### WHAT THE EXERCISE ASKS
All of the data, word for word and free of pictures, is the expected result.

── STORED DATA

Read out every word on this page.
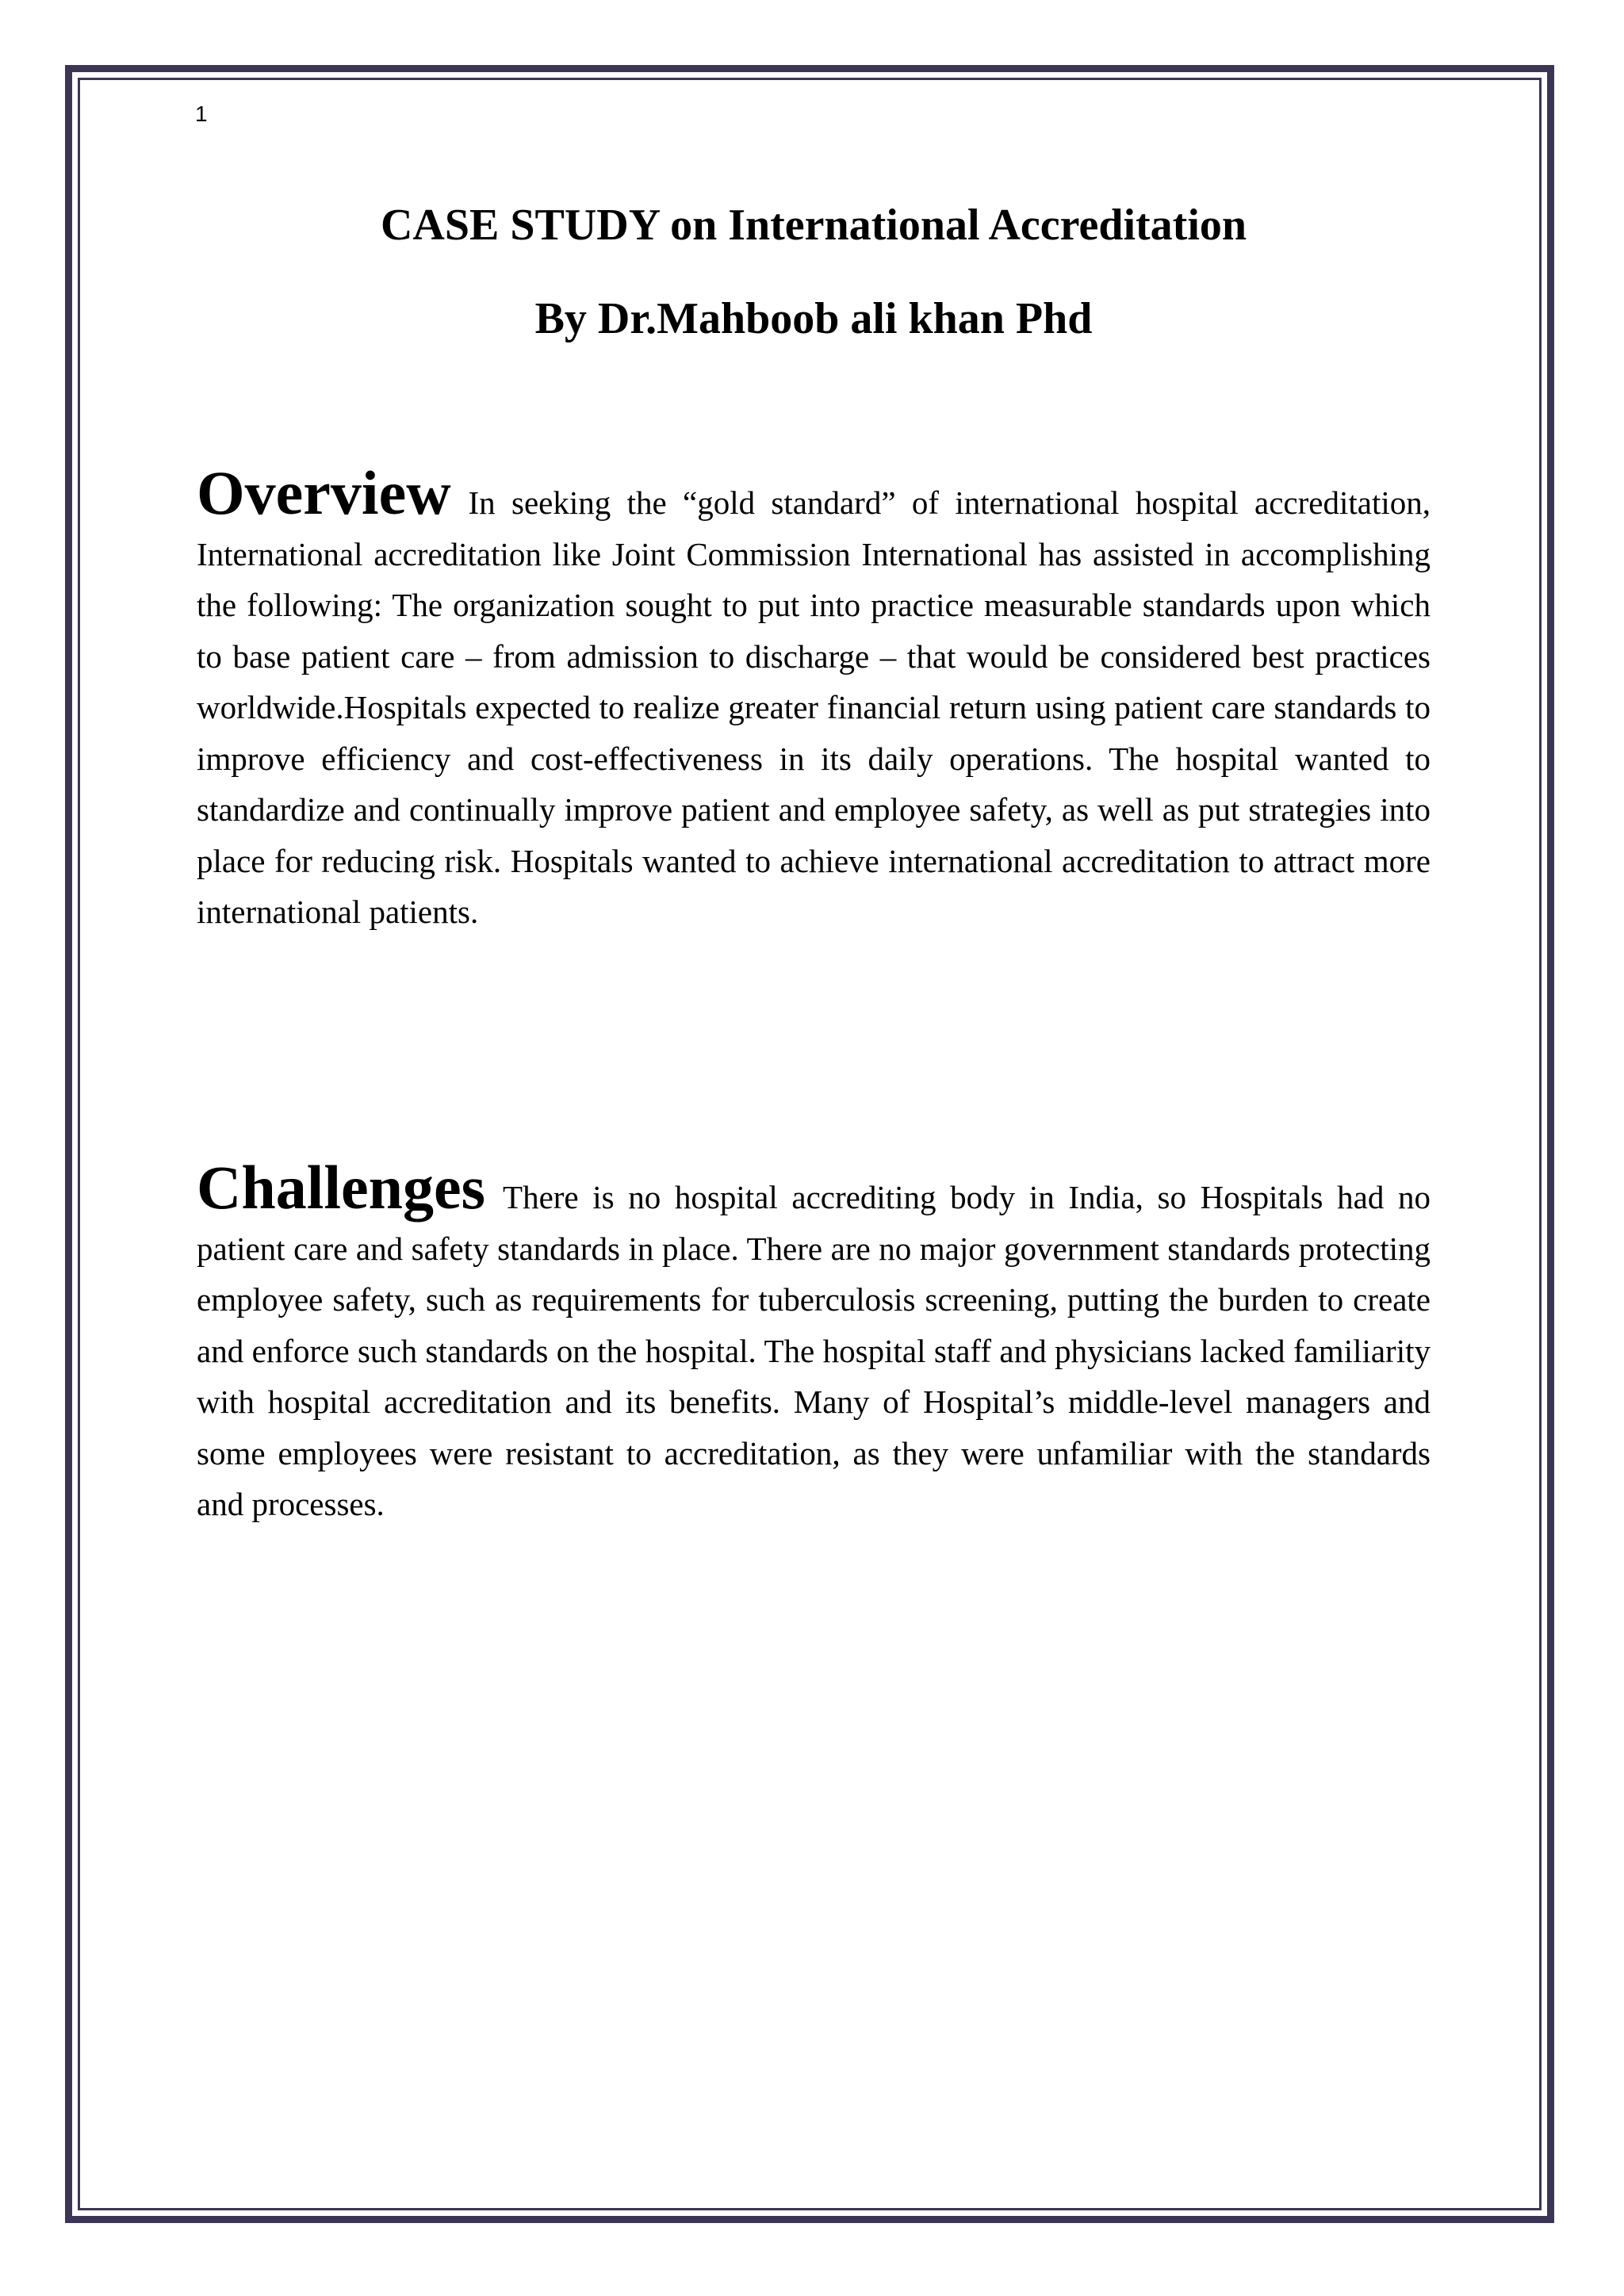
1
CASE STUDY on International Accreditation
By Dr.Mahboob ali khan Phd

Overview In seeking the “gold standard” of international hospital accreditation, International accreditation like Joint Commission International has assisted in accomplishing the following: The organization sought to put into practice measurable standards upon which to base patient care – from admission to discharge – that would be considered best practices worldwide.Hospitals expected to realize greater financial return using patient care standards to improve efficiency and cost-effectiveness in its daily operations. The hospital wanted to standardize and continually improve patient and employee safety, as well as put strategies into place for reducing risk. Hospitals wanted to achieve international accreditation to attract more international patients.

Challenges There is no hospital accrediting body in India, so Hospitals had no patient care and safety standards in place. There are no major government standards protecting employee safety, such as requirements for tuberculosis screening, putting the burden to create and enforce such standards on the hospital. The hospital staff and physicians lacked familiarity with hospital accreditation and its benefits. Many of Hospital’s middle-level managers and some employees were resistant to accreditation, as they were unfamiliar with the standards and processes.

────

### EXERCISE OUTPUT
Read out every word on this page.
1
CASE STUDY on International Accreditation
By Dr.Mahboob ali khan Phd

Overview In seeking the “gold standard” of international hospital accreditation, International accreditation like Joint Commission International has assisted in accomplishing the following: The organization sought to put into practice measurable standards upon which to base patient care – from admission to discharge – that would be considered best practices worldwide.Hospitals expected to realize greater financial return using patient care standards to improve efficiency and cost-effectiveness in its daily operations. The hospital wanted to standardize and continually improve patient and employee safety, as well as put strategies into place for reducing risk. Hospitals wanted to achieve international accreditation to attract more international patients.

Challenges There is no hospital accrediting body in India, so Hospitals had no patient care and safety standards in place. There are no major government standards protecting employee safety, such as requirements for tuberculosis screening, putting the burden to create and enforce such standards on the hospital. The hospital staff and physicians lacked familiarity with hospital accreditation and its benefits. Many of Hospital’s middle-level managers and some employees were resistant to accreditation, as they were unfamiliar with the standards and processes.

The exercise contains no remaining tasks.